Instructions to follow |
Give the number of lines in the data that hold the word "качестве", and nothing else.

Working data |
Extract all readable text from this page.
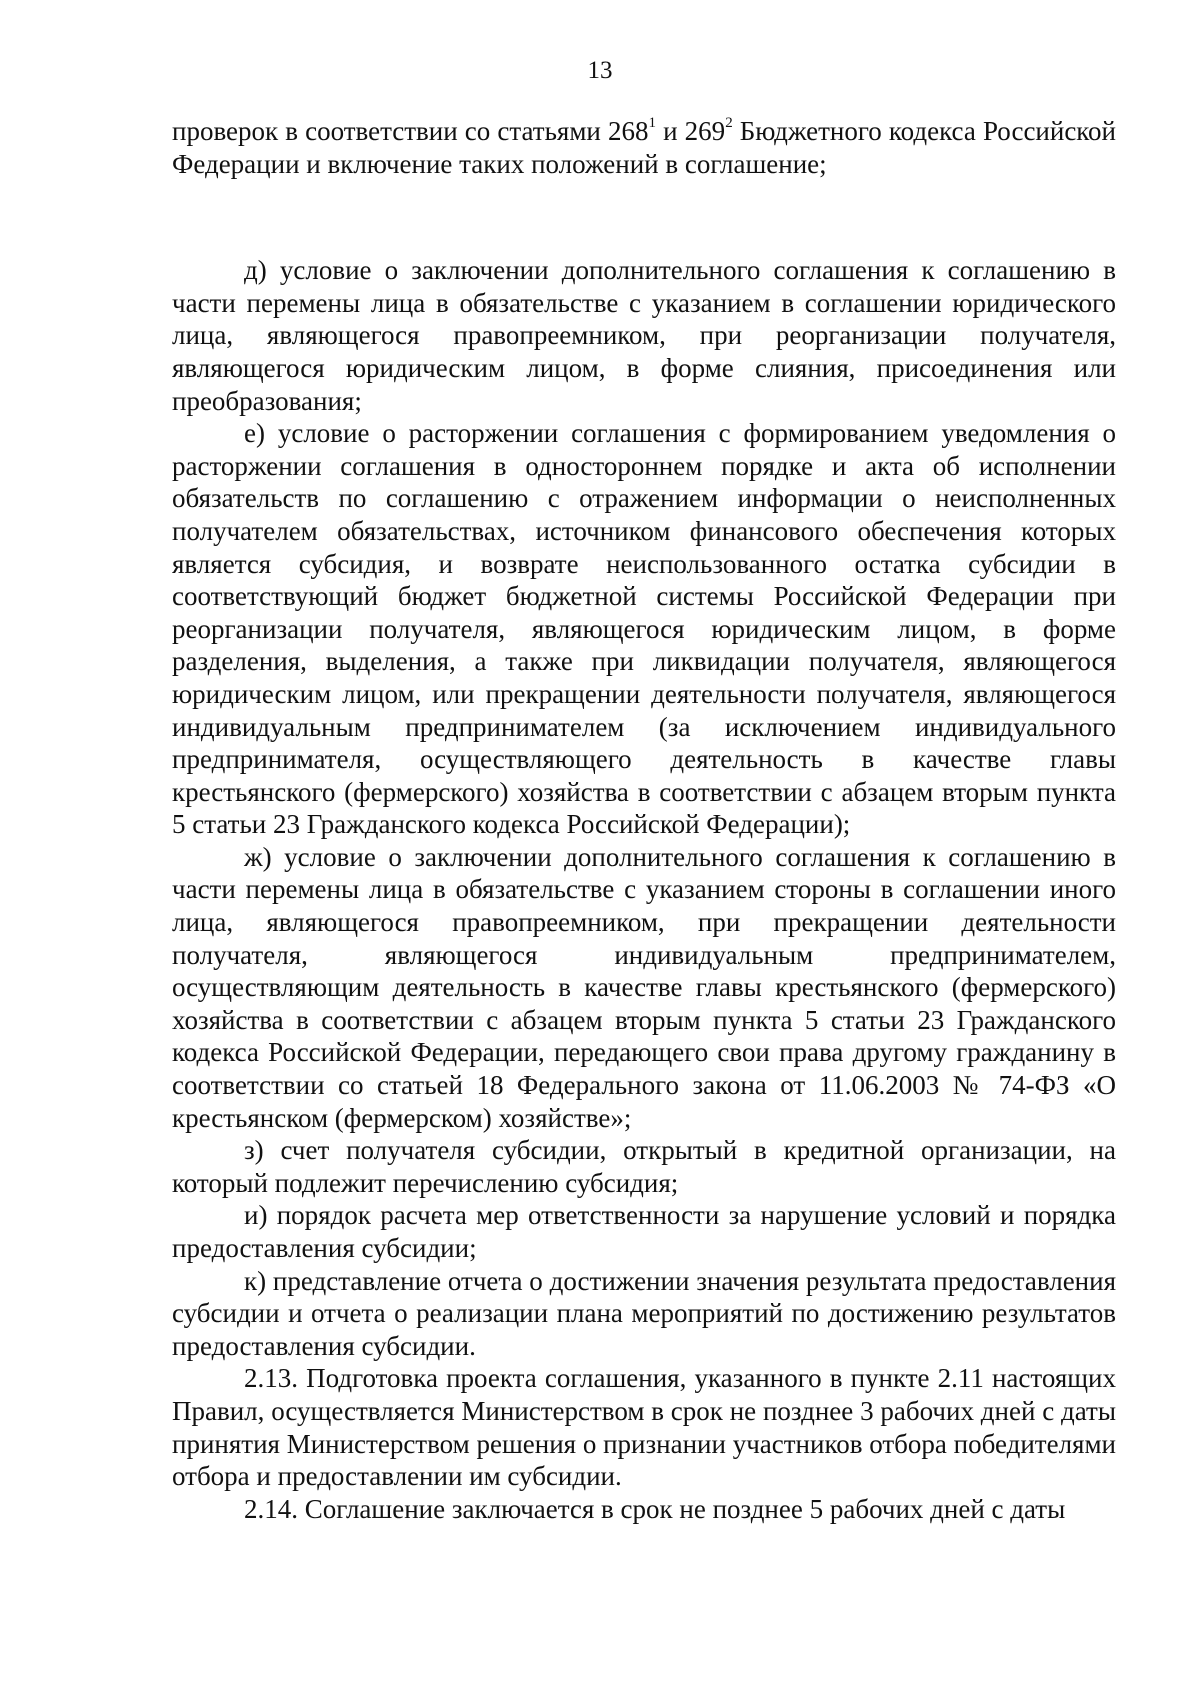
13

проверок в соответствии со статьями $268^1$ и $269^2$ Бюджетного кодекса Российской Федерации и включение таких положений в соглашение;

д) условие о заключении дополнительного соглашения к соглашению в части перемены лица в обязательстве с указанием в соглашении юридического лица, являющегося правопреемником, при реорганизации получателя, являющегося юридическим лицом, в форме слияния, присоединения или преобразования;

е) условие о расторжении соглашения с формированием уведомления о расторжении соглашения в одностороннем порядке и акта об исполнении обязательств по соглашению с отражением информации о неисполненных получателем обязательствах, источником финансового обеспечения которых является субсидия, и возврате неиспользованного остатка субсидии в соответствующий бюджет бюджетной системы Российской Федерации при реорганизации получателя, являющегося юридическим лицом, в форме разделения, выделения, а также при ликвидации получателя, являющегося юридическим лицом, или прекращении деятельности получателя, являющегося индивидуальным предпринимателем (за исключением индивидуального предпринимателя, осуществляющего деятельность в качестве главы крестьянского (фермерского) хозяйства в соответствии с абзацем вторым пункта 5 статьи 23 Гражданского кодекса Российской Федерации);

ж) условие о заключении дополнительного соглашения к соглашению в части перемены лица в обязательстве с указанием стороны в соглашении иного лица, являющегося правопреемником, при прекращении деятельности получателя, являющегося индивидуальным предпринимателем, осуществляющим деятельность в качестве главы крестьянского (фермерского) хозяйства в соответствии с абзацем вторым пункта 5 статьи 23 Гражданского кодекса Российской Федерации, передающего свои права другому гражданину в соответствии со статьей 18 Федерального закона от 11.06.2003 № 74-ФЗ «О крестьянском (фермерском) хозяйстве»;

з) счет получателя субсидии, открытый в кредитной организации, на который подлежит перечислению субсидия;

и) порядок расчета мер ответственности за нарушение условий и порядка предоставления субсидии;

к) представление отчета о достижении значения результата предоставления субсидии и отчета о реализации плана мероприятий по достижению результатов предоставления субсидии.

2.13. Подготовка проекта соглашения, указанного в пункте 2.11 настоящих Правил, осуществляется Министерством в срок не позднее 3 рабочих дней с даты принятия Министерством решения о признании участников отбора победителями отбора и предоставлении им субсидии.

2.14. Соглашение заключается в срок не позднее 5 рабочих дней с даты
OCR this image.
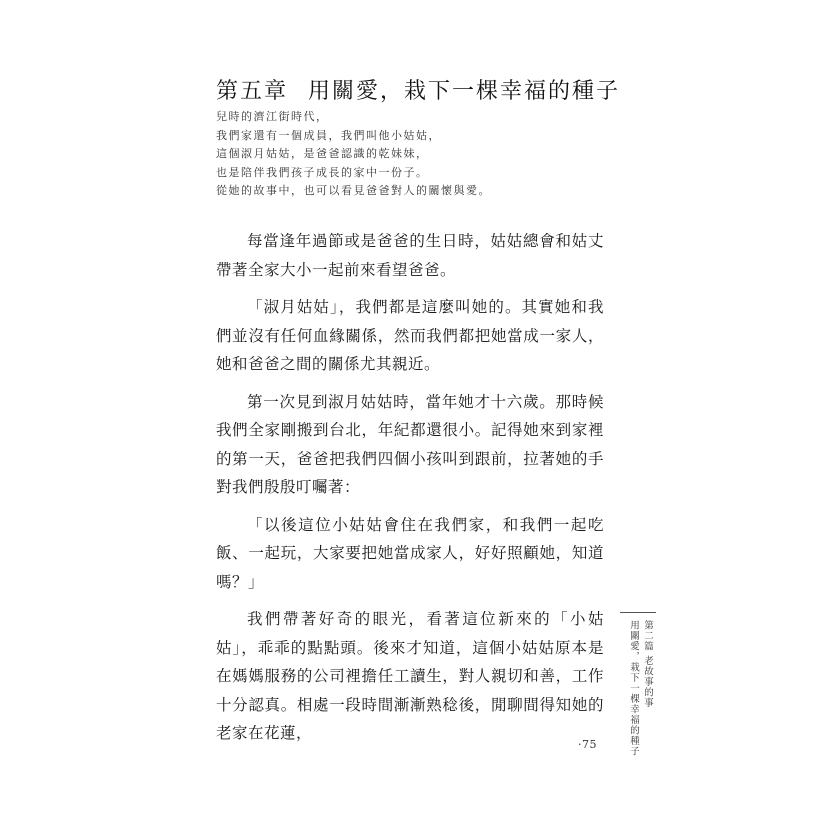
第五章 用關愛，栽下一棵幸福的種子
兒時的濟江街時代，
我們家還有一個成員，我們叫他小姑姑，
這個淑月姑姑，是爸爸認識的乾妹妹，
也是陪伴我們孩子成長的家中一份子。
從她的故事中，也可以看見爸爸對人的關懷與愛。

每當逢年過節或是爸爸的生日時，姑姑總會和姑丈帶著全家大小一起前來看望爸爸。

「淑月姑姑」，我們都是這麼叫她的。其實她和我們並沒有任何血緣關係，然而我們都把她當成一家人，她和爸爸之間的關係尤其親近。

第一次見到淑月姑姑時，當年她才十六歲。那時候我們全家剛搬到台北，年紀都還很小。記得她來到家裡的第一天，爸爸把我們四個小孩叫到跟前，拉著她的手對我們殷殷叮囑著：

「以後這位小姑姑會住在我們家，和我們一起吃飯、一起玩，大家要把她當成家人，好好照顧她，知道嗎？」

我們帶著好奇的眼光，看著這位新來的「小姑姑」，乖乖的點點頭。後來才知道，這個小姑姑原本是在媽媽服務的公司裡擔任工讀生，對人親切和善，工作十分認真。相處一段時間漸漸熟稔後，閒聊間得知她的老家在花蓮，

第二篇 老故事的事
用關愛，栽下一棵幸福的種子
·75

Result of this exercise |
2